WHAT TO WORK ON: From the entries that follow, gather each line holding the word "World".

DATA FOR PROCESSING:

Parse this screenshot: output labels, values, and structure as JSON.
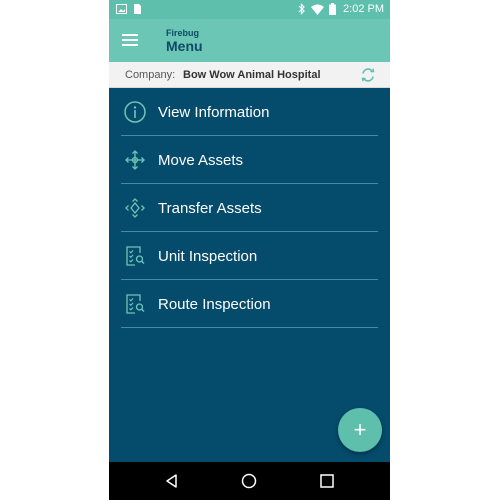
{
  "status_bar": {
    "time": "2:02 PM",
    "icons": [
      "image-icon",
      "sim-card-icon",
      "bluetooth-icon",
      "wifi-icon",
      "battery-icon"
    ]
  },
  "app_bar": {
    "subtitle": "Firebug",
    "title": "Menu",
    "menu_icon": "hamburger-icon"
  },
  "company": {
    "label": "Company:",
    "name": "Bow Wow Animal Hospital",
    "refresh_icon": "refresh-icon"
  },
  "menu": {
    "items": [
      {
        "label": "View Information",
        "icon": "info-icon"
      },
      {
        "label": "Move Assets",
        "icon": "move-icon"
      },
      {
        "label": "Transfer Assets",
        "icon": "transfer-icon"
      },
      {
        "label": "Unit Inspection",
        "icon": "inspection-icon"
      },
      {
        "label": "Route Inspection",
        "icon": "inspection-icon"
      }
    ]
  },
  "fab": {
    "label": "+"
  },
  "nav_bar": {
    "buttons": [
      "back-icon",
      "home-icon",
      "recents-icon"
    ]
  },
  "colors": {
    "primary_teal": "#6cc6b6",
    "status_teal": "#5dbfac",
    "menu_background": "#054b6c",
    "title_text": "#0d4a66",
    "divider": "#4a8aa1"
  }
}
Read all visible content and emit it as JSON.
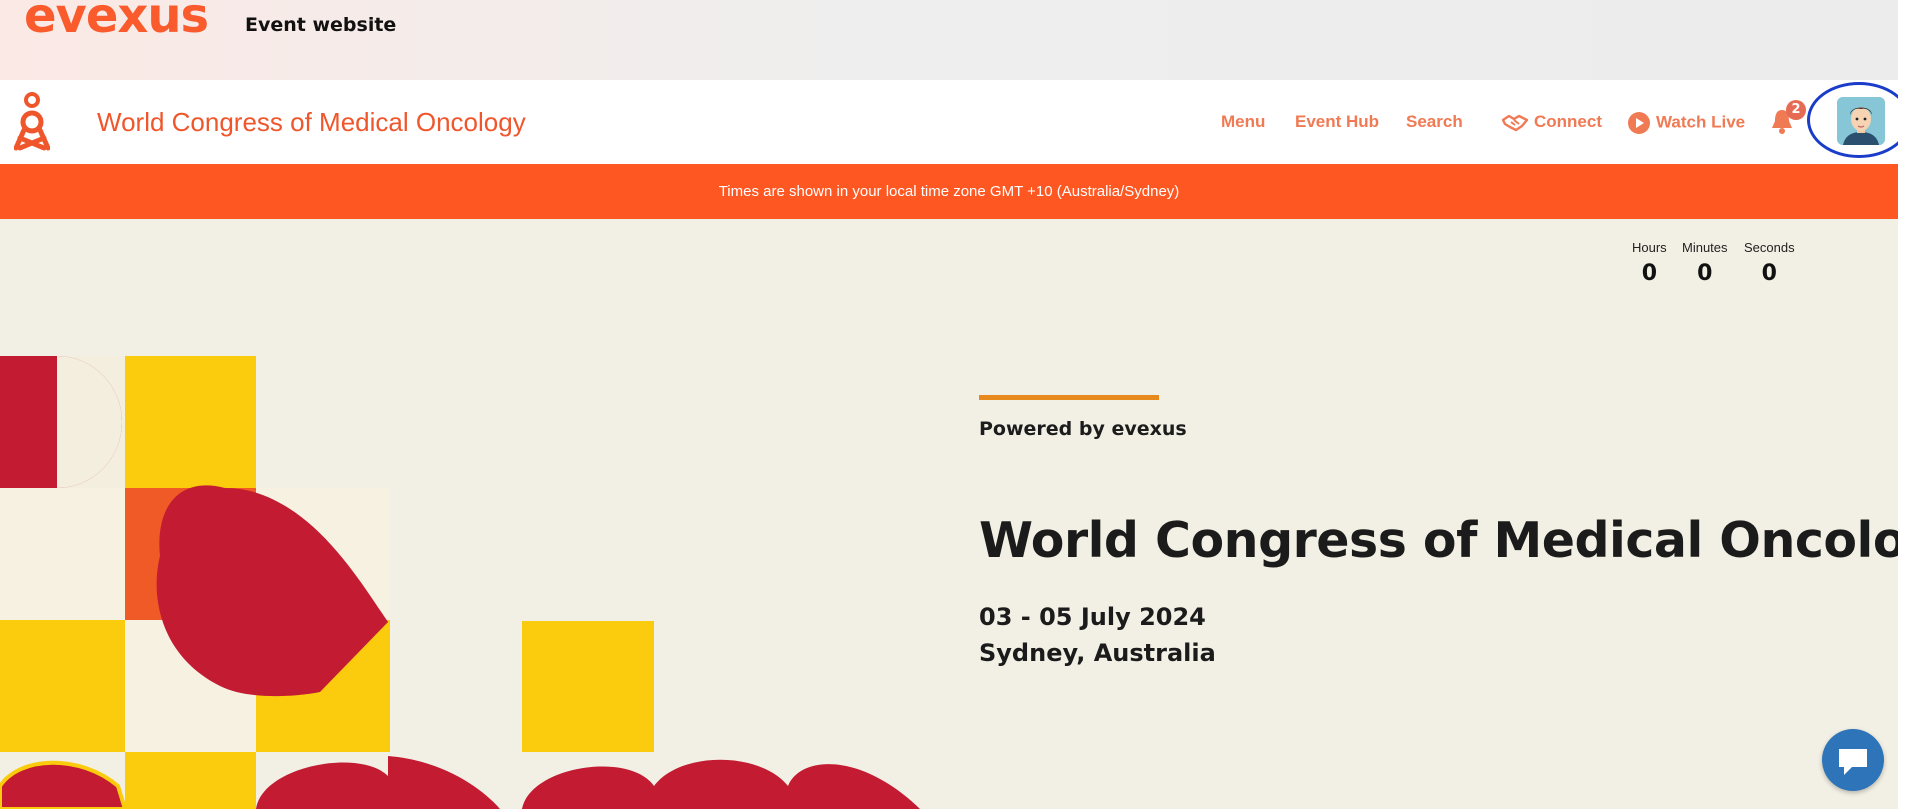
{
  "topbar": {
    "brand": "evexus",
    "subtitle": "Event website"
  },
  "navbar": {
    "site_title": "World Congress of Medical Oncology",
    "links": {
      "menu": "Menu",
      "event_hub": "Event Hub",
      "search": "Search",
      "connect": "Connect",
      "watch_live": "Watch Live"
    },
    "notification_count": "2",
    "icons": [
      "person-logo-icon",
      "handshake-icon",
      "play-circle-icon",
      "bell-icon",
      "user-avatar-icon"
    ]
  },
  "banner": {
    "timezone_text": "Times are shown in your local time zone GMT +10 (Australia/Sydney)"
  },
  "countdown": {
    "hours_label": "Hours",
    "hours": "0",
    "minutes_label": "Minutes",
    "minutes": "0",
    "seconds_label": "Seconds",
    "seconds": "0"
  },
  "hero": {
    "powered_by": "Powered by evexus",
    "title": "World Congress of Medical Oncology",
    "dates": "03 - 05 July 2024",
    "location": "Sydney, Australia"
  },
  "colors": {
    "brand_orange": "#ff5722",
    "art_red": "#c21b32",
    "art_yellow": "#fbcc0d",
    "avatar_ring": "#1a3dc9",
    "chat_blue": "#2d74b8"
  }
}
==
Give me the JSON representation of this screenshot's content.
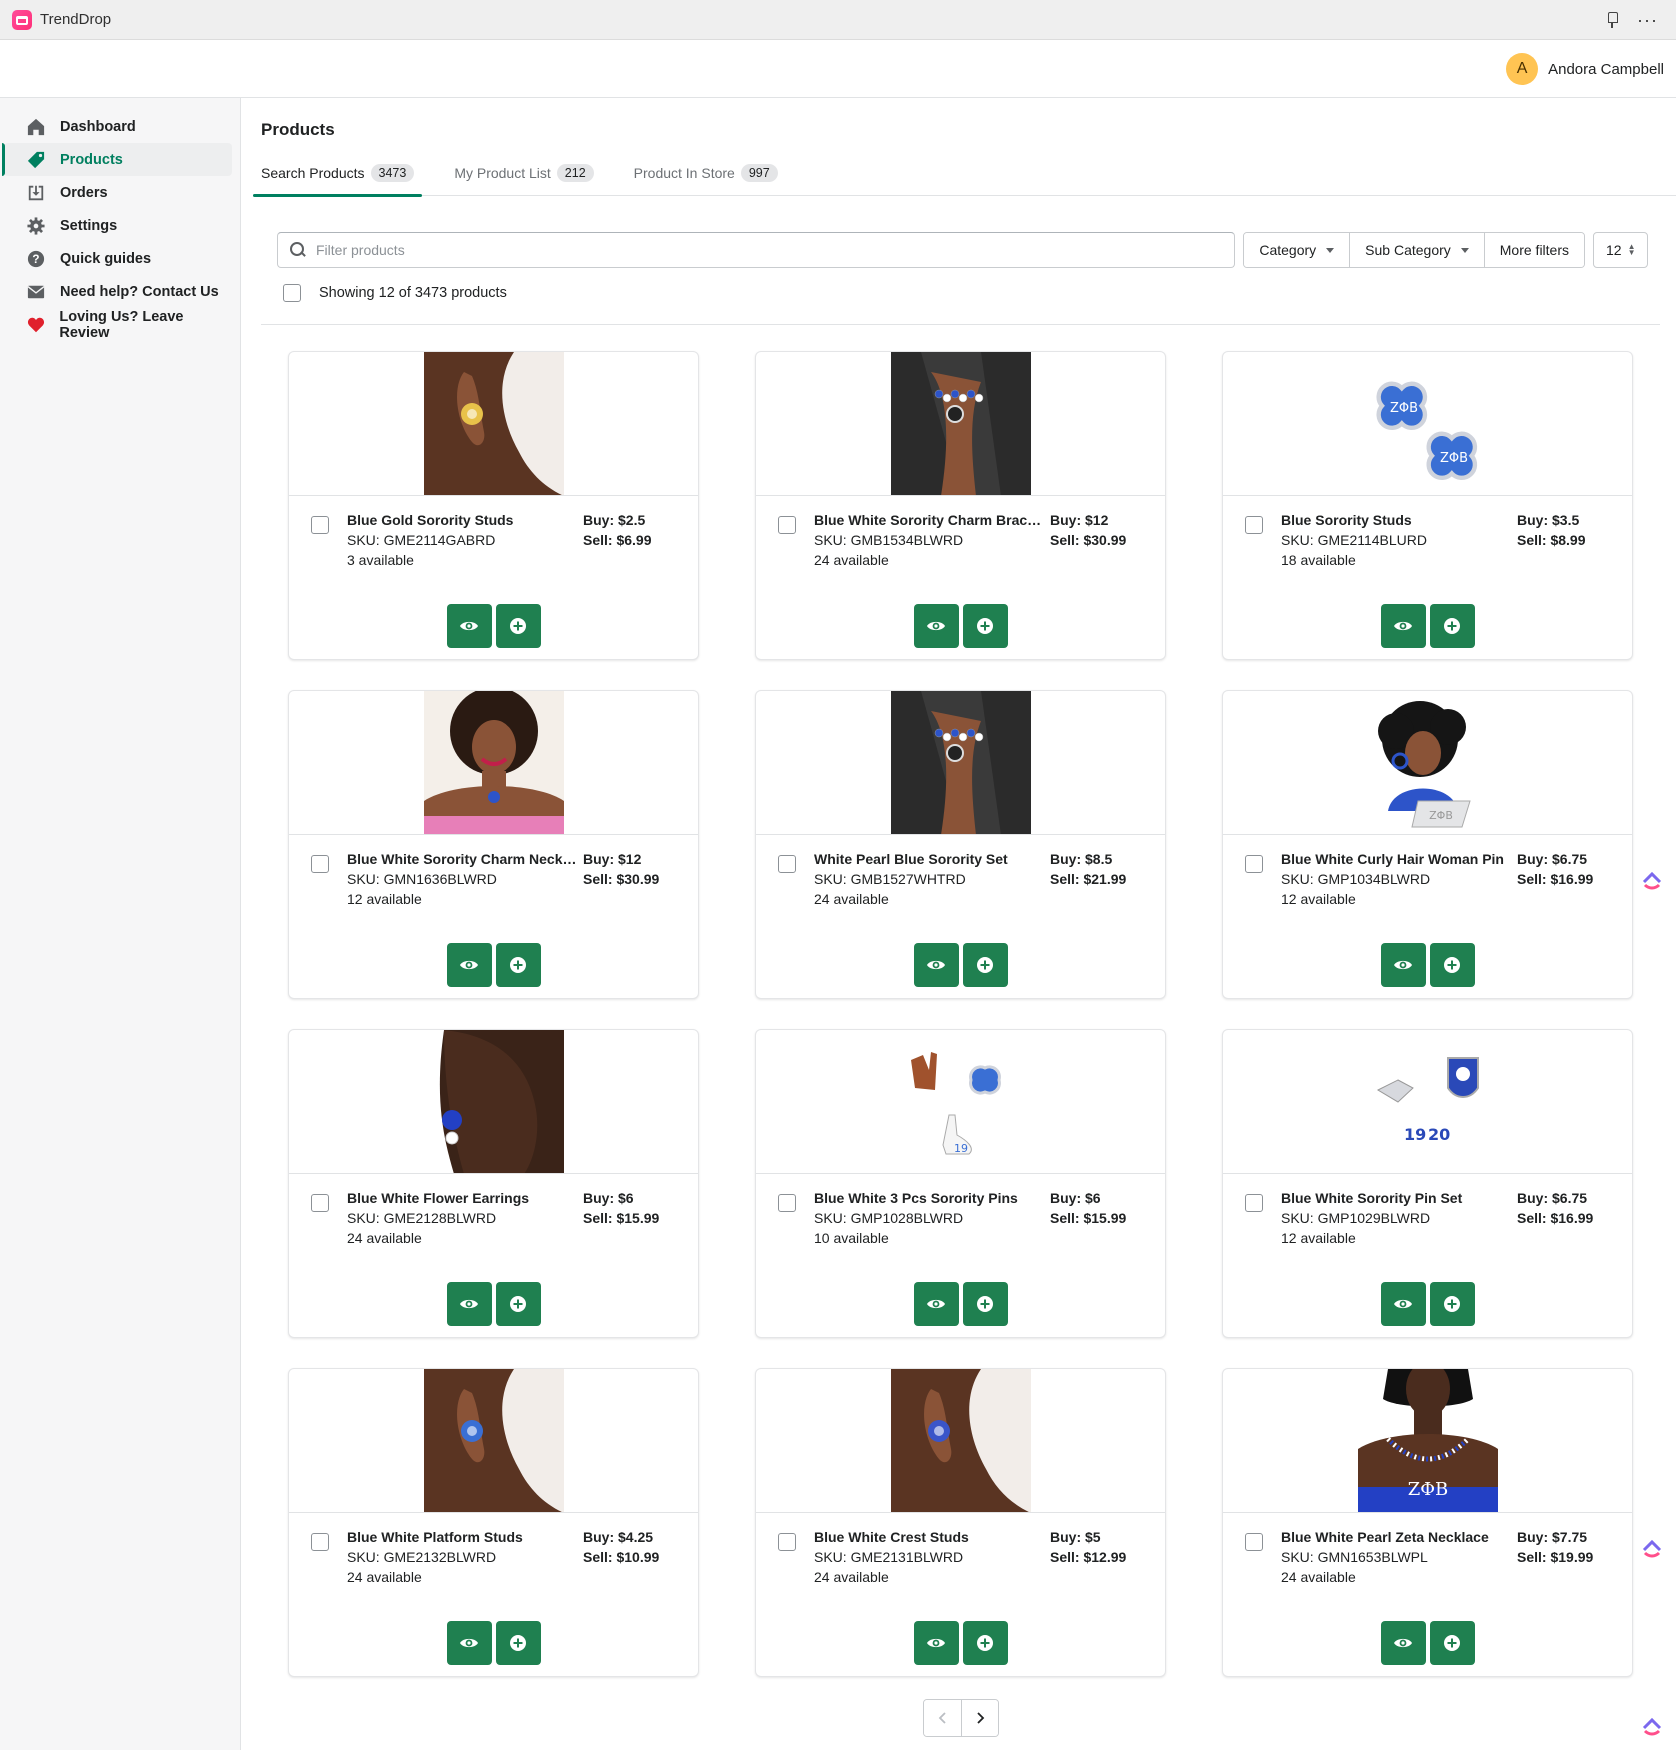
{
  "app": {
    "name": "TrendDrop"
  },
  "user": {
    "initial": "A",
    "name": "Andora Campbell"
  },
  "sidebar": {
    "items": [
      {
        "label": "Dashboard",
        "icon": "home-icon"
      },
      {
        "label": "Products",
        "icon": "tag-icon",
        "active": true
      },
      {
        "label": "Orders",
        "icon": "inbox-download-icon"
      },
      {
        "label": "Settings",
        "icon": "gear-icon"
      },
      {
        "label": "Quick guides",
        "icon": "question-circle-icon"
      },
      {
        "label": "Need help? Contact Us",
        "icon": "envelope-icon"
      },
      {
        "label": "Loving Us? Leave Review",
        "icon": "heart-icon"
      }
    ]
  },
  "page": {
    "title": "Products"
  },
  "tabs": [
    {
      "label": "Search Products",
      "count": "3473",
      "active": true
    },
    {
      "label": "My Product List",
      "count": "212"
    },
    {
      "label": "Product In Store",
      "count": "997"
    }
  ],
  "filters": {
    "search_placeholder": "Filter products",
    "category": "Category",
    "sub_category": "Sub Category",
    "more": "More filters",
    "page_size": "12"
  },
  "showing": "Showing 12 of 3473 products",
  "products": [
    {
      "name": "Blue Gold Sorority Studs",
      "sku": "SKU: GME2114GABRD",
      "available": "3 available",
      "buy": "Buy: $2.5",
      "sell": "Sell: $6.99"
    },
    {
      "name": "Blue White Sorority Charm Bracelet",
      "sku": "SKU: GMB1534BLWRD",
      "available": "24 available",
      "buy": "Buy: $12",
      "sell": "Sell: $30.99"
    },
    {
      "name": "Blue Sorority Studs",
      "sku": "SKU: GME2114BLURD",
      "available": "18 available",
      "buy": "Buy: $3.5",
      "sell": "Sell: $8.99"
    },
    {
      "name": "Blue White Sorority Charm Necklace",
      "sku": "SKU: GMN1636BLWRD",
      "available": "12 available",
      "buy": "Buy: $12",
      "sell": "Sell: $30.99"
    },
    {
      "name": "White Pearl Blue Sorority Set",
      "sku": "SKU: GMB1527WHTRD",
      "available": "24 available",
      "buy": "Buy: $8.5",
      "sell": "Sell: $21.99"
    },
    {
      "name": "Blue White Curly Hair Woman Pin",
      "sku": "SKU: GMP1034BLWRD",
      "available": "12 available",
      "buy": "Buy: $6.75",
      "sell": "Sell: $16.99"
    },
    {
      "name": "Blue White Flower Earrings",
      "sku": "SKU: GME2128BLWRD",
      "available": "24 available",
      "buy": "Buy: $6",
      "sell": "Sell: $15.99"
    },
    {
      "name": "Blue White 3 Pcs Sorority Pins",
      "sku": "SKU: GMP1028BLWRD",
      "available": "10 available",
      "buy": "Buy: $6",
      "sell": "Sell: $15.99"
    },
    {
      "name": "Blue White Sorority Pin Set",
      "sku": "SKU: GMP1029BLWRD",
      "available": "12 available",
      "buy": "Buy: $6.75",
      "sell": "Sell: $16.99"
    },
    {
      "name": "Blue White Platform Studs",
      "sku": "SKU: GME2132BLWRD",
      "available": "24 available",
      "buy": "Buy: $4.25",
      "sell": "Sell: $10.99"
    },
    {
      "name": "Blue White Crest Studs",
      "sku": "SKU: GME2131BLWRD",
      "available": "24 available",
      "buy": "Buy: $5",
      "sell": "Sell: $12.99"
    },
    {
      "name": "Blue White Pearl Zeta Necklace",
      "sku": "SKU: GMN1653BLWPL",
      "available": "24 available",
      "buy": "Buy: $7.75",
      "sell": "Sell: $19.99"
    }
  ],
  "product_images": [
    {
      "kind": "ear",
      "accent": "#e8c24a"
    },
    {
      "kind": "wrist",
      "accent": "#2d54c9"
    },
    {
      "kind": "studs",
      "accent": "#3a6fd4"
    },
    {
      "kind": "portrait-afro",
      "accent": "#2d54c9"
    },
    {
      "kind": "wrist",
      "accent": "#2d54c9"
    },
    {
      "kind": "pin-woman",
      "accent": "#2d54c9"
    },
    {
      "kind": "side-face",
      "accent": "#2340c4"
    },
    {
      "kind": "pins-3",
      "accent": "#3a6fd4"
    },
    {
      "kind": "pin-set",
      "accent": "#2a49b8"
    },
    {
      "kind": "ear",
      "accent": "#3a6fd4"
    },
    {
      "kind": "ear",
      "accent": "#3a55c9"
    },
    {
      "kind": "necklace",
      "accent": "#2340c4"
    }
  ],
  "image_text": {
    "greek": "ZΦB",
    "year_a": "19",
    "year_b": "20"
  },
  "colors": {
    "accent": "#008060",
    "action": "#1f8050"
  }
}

ANSWER TO THIS EXERCISE:
    "site_title": "World Congress of Medical Oncology",
    "title": "World Congress of Medical Oncology",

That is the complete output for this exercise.